*Given task*
In the material below, find how many lines contain the string "anual". Write only that number.
>> Start Data excerpts
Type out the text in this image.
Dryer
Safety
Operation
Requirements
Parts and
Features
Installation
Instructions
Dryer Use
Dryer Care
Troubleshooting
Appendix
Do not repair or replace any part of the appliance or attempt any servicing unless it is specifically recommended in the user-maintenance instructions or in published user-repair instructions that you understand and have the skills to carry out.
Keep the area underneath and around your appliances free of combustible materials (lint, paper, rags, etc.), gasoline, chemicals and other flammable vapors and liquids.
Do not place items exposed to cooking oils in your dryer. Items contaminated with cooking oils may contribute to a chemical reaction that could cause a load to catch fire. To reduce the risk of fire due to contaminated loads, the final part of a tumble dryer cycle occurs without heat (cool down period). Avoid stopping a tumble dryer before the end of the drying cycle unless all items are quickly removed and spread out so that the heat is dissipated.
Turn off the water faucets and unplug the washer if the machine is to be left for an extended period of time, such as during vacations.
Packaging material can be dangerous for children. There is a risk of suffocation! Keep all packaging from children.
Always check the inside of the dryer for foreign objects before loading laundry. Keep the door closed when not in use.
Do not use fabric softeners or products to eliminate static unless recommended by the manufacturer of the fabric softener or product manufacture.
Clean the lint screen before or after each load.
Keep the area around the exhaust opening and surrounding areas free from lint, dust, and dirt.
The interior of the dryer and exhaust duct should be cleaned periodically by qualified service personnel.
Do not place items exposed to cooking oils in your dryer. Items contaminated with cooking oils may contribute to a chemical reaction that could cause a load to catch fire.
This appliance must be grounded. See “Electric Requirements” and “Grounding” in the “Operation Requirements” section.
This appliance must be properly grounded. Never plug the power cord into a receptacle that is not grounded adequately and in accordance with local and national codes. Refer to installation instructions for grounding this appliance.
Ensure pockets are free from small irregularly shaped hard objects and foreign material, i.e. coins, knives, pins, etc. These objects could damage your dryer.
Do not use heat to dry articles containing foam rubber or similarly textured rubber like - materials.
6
>> End Data excerpts
>> Start Data excerpts
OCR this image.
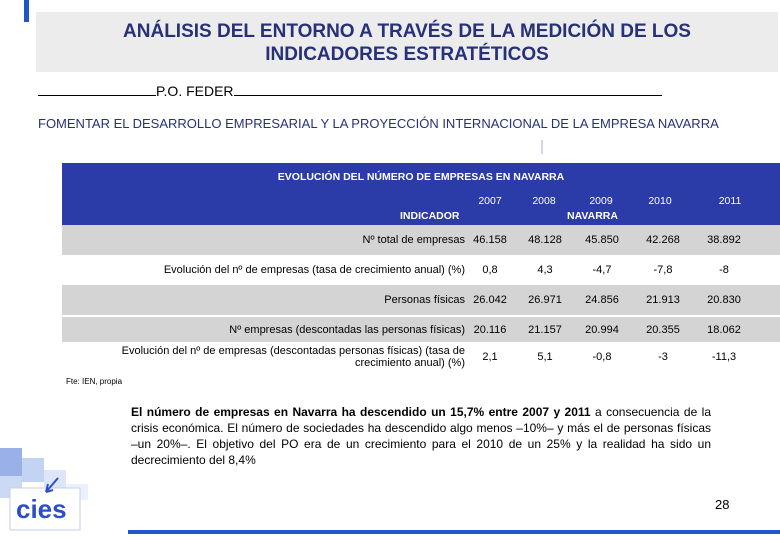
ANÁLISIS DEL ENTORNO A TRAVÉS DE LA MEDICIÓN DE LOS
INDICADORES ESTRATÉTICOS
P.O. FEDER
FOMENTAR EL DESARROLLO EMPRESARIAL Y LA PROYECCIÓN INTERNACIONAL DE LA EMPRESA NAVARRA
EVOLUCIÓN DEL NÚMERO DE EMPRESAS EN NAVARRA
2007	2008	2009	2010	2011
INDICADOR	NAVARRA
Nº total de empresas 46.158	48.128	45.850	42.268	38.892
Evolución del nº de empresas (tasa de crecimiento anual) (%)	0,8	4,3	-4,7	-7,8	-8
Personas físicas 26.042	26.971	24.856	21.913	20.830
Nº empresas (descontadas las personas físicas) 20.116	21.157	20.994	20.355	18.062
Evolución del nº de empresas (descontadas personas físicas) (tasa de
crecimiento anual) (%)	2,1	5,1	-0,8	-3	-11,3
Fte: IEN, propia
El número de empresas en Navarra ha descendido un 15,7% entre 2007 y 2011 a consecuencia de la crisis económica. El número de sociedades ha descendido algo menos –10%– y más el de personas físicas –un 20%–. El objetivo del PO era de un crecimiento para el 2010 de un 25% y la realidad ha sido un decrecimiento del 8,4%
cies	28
>> End Data excerpts
*Correct result*
2